*What to do*
Check every line of the data below for the string "Settings", and copy the ones that hold it.

*Provided data*
—————
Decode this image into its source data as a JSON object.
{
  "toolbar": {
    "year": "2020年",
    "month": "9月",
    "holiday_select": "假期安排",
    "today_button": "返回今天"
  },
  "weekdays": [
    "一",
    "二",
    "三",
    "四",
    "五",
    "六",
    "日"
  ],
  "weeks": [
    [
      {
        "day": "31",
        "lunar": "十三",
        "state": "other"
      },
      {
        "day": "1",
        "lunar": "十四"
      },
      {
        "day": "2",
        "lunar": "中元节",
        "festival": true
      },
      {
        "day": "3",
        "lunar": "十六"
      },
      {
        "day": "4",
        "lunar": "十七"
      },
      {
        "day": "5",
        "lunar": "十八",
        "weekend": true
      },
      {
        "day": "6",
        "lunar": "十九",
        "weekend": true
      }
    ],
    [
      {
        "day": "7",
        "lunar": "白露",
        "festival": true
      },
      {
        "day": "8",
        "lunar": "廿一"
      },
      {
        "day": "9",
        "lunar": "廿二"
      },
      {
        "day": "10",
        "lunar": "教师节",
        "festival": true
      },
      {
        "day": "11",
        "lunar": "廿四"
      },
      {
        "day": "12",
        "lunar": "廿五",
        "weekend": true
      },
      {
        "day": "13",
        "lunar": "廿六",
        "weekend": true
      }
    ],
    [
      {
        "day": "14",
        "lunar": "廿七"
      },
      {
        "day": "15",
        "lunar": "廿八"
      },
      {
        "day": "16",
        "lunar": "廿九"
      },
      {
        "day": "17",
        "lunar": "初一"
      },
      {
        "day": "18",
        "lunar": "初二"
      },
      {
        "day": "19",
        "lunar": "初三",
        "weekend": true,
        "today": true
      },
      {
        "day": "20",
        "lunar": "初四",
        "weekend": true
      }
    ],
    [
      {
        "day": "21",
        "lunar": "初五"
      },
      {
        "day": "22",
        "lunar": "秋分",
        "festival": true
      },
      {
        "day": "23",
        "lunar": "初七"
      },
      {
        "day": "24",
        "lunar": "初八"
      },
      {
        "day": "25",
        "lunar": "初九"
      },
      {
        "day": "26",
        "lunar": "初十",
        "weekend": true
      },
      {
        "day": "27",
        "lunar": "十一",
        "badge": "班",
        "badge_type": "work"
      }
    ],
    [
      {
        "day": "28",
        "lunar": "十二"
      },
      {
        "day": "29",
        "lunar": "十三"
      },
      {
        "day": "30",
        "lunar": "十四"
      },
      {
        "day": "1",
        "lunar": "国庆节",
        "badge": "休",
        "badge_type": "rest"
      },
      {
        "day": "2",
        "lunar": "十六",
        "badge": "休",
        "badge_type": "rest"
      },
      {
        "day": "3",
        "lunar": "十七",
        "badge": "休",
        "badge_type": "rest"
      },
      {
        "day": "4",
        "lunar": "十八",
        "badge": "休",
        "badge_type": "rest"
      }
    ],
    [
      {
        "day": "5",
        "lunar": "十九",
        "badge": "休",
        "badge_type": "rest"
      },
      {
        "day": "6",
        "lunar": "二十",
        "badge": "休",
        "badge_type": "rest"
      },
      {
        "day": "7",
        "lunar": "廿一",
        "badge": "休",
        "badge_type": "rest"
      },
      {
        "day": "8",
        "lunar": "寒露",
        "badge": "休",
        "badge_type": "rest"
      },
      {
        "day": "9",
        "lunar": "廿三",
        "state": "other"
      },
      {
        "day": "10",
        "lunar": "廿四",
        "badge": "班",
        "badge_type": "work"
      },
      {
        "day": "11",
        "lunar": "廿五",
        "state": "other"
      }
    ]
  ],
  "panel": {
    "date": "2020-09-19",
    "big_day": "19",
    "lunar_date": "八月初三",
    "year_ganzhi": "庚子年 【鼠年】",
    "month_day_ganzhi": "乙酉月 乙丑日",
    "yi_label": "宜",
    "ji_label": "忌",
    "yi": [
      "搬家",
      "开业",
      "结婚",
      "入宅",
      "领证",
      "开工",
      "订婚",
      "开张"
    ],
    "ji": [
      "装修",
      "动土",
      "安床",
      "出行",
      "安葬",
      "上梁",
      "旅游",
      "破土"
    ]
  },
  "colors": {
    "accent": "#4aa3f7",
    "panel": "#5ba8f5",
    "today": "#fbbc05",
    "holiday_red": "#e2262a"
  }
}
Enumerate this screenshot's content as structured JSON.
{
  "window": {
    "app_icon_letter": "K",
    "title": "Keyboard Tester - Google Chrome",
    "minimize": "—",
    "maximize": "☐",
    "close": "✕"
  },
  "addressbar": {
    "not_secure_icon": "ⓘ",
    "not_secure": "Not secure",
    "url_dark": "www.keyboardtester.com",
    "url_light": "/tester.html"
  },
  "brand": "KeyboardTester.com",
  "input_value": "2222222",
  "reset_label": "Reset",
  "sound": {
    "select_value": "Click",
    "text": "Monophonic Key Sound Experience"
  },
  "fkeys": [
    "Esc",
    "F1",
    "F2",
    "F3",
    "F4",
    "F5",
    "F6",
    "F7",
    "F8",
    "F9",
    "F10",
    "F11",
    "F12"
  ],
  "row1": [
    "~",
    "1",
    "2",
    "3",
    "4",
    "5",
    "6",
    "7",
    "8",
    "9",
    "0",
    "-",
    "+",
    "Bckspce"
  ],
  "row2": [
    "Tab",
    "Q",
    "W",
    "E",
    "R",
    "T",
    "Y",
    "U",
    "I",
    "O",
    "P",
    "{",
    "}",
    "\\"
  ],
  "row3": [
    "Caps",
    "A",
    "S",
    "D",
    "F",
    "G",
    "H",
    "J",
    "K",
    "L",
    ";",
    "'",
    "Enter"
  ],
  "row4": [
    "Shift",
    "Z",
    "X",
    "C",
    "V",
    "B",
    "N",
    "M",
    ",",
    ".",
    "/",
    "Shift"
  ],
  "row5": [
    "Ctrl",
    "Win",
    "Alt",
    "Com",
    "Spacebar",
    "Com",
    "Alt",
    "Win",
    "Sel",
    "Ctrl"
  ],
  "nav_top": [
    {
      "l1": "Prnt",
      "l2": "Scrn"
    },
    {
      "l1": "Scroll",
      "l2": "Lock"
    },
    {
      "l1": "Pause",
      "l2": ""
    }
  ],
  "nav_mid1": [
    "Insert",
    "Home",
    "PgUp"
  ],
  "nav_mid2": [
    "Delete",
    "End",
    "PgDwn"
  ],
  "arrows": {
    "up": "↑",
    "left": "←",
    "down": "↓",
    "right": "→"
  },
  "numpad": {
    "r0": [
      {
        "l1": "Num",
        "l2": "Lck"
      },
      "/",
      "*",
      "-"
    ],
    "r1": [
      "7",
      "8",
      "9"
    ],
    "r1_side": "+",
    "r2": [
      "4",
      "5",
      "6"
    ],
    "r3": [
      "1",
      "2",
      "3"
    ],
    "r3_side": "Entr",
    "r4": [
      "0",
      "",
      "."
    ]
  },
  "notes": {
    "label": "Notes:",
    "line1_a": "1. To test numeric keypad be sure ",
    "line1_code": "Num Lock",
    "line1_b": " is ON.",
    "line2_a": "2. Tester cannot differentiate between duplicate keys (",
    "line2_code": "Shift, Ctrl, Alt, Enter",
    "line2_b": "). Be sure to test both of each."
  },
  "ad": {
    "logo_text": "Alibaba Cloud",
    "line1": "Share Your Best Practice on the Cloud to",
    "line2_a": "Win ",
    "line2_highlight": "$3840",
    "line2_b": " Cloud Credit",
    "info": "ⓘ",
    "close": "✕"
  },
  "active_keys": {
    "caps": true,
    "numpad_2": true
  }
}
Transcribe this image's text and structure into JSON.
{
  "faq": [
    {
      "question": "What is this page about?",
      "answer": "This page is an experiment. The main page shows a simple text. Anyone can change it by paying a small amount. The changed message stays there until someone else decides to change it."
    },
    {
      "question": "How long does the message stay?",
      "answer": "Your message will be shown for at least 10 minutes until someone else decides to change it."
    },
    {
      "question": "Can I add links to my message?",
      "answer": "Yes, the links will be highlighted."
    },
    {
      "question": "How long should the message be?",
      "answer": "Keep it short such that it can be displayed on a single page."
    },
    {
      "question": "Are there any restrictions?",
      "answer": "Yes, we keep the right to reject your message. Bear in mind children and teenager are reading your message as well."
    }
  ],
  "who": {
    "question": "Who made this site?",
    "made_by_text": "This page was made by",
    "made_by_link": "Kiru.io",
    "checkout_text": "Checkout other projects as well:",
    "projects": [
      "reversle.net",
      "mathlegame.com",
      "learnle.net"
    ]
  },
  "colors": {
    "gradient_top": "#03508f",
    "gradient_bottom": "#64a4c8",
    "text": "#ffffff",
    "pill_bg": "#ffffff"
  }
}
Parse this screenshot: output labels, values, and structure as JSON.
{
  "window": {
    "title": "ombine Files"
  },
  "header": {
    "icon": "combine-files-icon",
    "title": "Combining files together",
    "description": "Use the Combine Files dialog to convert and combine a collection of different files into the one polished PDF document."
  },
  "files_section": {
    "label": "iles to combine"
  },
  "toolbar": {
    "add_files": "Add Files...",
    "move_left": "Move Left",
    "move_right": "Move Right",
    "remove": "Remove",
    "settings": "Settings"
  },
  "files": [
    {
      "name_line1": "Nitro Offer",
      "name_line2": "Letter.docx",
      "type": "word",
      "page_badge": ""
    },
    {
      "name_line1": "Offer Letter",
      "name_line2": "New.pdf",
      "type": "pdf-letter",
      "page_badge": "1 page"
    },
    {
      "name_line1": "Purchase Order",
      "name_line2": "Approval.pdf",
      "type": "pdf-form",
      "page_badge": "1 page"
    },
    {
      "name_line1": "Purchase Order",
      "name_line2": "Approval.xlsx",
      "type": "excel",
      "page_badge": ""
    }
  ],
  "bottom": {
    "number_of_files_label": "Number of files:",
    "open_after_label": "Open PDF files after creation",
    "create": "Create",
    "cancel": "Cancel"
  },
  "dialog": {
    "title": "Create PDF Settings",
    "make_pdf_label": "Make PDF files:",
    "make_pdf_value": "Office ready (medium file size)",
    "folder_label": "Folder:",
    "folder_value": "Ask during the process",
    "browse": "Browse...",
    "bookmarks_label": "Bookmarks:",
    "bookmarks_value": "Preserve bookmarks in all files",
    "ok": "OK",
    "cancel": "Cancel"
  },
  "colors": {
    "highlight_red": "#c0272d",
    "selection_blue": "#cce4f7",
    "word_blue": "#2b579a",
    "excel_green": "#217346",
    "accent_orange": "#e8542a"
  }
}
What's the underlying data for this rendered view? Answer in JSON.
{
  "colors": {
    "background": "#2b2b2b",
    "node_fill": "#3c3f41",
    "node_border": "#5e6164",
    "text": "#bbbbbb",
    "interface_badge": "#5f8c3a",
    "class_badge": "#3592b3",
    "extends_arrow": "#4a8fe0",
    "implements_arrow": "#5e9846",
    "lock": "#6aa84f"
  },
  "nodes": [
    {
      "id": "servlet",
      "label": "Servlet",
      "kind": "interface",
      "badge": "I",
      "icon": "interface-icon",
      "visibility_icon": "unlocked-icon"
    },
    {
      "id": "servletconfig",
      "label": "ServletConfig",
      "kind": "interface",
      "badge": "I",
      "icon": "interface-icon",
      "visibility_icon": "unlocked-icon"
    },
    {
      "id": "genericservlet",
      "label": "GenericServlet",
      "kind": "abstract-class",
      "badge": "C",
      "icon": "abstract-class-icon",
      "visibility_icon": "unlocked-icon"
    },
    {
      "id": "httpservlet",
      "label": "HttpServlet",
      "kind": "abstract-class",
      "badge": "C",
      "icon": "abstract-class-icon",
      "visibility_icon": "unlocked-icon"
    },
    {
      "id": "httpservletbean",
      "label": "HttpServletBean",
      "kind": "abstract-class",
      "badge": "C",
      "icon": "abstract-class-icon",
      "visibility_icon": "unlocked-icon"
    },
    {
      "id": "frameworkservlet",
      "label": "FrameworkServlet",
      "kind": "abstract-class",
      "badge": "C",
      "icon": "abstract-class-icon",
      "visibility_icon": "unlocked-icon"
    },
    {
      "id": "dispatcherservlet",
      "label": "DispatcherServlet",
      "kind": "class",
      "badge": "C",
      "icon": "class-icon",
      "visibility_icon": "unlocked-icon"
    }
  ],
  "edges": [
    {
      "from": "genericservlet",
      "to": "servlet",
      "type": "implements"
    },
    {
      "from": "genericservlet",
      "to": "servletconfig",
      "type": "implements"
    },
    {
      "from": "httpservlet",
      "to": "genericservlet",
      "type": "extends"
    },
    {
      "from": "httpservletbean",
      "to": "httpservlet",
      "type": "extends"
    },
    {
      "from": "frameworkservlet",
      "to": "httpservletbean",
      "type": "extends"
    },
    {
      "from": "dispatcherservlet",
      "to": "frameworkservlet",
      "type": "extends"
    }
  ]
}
—————
*Task output*
    "settings": "Settings"
    "title": "Create PDF Settings",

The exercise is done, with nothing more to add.